• [LISTED ENTRIES]

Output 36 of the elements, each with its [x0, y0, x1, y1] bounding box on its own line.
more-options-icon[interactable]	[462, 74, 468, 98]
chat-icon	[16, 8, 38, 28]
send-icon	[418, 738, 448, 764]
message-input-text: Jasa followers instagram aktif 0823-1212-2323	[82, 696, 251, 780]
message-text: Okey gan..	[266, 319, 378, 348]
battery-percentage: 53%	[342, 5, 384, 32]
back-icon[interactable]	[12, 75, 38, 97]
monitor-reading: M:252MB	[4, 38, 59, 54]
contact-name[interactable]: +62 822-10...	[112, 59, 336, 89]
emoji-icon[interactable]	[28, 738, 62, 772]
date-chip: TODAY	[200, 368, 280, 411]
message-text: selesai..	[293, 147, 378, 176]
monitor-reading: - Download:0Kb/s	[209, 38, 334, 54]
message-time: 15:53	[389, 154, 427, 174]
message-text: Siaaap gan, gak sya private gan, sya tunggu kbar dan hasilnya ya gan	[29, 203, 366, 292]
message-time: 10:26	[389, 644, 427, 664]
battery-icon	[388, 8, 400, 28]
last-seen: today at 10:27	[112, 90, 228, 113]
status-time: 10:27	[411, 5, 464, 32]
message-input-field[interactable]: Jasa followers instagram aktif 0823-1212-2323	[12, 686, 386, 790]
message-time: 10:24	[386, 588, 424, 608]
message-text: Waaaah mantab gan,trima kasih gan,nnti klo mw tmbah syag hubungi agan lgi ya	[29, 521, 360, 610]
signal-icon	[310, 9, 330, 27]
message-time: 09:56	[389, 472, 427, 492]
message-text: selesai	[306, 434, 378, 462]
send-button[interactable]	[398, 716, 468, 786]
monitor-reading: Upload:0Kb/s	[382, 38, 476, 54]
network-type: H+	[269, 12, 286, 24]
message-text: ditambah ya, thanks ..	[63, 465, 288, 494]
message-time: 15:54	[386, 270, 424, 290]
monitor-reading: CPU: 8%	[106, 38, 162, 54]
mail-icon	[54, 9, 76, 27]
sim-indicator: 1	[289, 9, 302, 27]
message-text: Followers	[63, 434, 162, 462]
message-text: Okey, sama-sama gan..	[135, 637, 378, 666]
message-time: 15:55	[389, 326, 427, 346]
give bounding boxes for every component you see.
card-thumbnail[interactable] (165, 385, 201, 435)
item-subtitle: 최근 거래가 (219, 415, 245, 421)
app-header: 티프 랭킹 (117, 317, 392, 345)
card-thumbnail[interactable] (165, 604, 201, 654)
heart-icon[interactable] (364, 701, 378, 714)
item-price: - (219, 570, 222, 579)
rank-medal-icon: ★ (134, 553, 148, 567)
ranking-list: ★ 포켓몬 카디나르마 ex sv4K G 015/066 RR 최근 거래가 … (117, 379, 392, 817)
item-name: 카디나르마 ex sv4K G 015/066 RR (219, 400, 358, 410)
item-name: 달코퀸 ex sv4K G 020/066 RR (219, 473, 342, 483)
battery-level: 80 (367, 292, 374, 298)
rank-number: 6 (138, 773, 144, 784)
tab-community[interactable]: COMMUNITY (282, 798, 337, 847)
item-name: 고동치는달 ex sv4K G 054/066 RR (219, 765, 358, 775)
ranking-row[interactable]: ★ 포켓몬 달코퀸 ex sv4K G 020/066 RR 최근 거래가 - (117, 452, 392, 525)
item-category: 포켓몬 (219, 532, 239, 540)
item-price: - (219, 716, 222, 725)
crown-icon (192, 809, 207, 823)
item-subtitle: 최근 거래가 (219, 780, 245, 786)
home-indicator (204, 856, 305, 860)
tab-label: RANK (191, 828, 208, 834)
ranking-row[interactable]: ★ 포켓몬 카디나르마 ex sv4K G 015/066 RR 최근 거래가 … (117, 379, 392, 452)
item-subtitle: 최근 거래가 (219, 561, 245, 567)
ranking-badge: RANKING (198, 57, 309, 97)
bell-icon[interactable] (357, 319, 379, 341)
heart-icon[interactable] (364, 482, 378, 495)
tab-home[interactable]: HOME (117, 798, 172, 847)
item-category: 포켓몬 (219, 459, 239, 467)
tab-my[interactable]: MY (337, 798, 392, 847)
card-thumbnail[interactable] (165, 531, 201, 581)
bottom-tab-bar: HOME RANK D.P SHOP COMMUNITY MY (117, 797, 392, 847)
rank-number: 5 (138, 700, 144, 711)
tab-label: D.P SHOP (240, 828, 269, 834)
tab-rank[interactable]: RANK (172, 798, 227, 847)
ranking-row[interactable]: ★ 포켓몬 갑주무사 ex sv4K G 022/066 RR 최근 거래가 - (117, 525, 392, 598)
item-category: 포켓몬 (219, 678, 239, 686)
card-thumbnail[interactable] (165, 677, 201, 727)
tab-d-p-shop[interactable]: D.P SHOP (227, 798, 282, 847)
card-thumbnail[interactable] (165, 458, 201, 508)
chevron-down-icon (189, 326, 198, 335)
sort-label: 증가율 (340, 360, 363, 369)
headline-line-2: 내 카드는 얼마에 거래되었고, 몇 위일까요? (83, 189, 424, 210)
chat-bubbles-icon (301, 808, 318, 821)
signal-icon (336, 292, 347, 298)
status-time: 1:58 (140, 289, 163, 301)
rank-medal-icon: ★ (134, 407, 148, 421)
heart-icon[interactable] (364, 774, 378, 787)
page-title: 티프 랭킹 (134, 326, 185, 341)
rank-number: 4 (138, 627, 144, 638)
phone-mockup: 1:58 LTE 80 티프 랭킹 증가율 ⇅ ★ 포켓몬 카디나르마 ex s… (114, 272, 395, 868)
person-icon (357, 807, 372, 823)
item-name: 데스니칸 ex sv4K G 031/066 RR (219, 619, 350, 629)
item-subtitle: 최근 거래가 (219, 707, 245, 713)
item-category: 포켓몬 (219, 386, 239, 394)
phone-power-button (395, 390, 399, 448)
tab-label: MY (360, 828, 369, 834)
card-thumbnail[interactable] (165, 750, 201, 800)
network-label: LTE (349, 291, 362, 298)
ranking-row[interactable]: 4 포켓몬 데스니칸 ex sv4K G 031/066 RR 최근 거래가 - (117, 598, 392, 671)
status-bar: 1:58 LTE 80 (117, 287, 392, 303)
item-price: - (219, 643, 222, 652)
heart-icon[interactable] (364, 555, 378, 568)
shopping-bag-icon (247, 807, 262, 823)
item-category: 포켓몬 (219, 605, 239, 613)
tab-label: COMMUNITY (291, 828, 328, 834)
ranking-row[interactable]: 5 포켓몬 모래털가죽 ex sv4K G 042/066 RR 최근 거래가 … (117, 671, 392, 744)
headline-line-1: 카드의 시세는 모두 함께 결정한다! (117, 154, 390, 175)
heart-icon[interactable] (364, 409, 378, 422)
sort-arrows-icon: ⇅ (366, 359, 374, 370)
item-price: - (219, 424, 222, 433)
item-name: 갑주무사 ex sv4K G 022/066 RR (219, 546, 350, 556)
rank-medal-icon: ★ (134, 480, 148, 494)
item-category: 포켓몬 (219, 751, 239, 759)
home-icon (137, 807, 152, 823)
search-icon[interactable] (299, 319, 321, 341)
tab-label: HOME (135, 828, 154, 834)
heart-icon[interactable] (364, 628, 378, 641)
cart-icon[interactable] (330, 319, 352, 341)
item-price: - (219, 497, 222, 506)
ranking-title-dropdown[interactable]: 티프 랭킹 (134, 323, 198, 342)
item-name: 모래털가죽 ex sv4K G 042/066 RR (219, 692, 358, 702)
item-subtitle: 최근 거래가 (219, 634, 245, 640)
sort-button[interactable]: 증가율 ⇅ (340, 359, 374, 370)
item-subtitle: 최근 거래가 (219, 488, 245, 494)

• [TASK TO CARRY OUT] Copy word for word the lines from the first line of the material through the line containing "738, 62, 772]", including both of those lines.

• [TASK OUTPUT]
Output 36 of the elements, each with its [x0, y0, x1, y1] bounding box on its own line.
more-options-icon[interactable]	[462, 74, 468, 98]
chat-icon	[16, 8, 38, 28]
send-icon	[418, 738, 448, 764]
message-input-text: Jasa followers instagram aktif 0823-1212-2323	[82, 696, 251, 780]
message-text: Okey gan..	[266, 319, 378, 348]
battery-percentage: 53%	[342, 5, 384, 32]
back-icon[interactable]	[12, 75, 38, 97]
monitor-reading: M:252MB	[4, 38, 59, 54]
contact-name[interactable]: +62 822-10...	[112, 59, 336, 89]
emoji-icon[interactable]	[28, 738, 62, 772]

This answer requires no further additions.